— start —

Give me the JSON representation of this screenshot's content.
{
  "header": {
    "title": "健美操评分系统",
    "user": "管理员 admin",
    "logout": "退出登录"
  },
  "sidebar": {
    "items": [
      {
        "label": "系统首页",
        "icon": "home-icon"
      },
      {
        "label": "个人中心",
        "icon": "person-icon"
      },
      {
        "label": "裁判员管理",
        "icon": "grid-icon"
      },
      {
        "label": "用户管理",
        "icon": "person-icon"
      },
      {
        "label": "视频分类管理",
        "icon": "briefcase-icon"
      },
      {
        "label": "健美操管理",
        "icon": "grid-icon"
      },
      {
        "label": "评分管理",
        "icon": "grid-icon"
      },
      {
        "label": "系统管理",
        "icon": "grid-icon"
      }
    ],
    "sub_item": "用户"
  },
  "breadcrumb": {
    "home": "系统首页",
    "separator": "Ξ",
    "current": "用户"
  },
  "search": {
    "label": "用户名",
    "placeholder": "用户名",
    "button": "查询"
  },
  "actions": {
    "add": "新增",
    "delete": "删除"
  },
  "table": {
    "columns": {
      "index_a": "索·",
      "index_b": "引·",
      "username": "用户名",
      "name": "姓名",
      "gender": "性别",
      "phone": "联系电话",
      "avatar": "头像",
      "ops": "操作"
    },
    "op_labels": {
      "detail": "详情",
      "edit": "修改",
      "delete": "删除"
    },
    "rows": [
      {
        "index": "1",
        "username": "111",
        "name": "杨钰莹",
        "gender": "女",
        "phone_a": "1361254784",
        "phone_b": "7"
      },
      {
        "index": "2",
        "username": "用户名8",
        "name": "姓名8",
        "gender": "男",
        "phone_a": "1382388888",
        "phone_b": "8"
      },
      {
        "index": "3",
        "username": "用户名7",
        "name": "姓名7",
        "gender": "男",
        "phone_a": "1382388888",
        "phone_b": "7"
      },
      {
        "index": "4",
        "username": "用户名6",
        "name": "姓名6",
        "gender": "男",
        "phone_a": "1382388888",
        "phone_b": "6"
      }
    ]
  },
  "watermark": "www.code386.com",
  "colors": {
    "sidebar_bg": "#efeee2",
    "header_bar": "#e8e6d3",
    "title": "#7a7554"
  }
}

— end —

_Description of the task_.
Copy every record exactly as presented.

_Exercise result_.
Give me the JSON representation of this screenshot's content.
{
  "header": {
    "title": "健美操评分系统",
    "user": "管理员 admin",
    "logout": "退出登录"
  },
  "sidebar": {
    "items": [
      {
        "label": "系统首页",
        "icon": "home-icon"
      },
      {
        "label": "个人中心",
        "icon": "person-icon"
      },
      {
        "label": "裁判员管理",
        "icon": "grid-icon"
      },
      {
        "label": "用户管理",
        "icon": "person-icon"
      },
      {
        "label": "视频分类管理",
        "icon": "briefcase-icon"
      },
      {
        "label": "健美操管理",
        "icon": "grid-icon"
      },
      {
        "label": "评分管理",
        "icon": "grid-icon"
      },
      {
        "label": "系统管理",
        "icon": "grid-icon"
      }
    ],
    "sub_item": "用户"
  },
  "breadcrumb": {
    "home": "系统首页",
    "separator": "Ξ",
    "current": "用户"
  },
  "search": {
    "label": "用户名",
    "placeholder": "用户名",
    "button": "查询"
  },
  "actions": {
    "add": "新增",
    "delete": "删除"
  },
  "table": {
    "columns": {
      "index_a": "索·",
      "index_b": "引·",
      "username": "用户名",
      "name": "姓名",
      "gender": "性别",
      "phone": "联系电话",
      "avatar": "头像",
      "ops": "操作"
    },
    "op_labels": {
      "detail": "详情",
      "edit": "修改",
      "delete": "删除"
    },
    "rows": [
      {
        "index": "1",
        "username": "111",
        "name": "杨钰莹",
        "gender": "女",
        "phone_a": "1361254784",
        "phone_b": "7"
      },
      {
        "index": "2",
        "username": "用户名8",
        "name": "姓名8",
        "gender": "男",
        "phone_a": "1382388888",
        "phone_b": "8"
      },
      {
        "index": "3",
        "username": "用户名7",
        "name": "姓名7",
        "gender": "男",
        "phone_a": "1382388888",
        "phone_b": "7"
      },
      {
        "index": "4",
        "username": "用户名6",
        "name": "姓名6",
        "gender": "男",
        "phone_a": "1382388888",
        "phone_b": "6"
      }
    ]
  },
  "watermark": "www.code386.com",
  "colors": {
    "sidebar_bg": "#efeee2",
    "header_bar": "#e8e6d3",
    "title": "#7a7554"
  }
}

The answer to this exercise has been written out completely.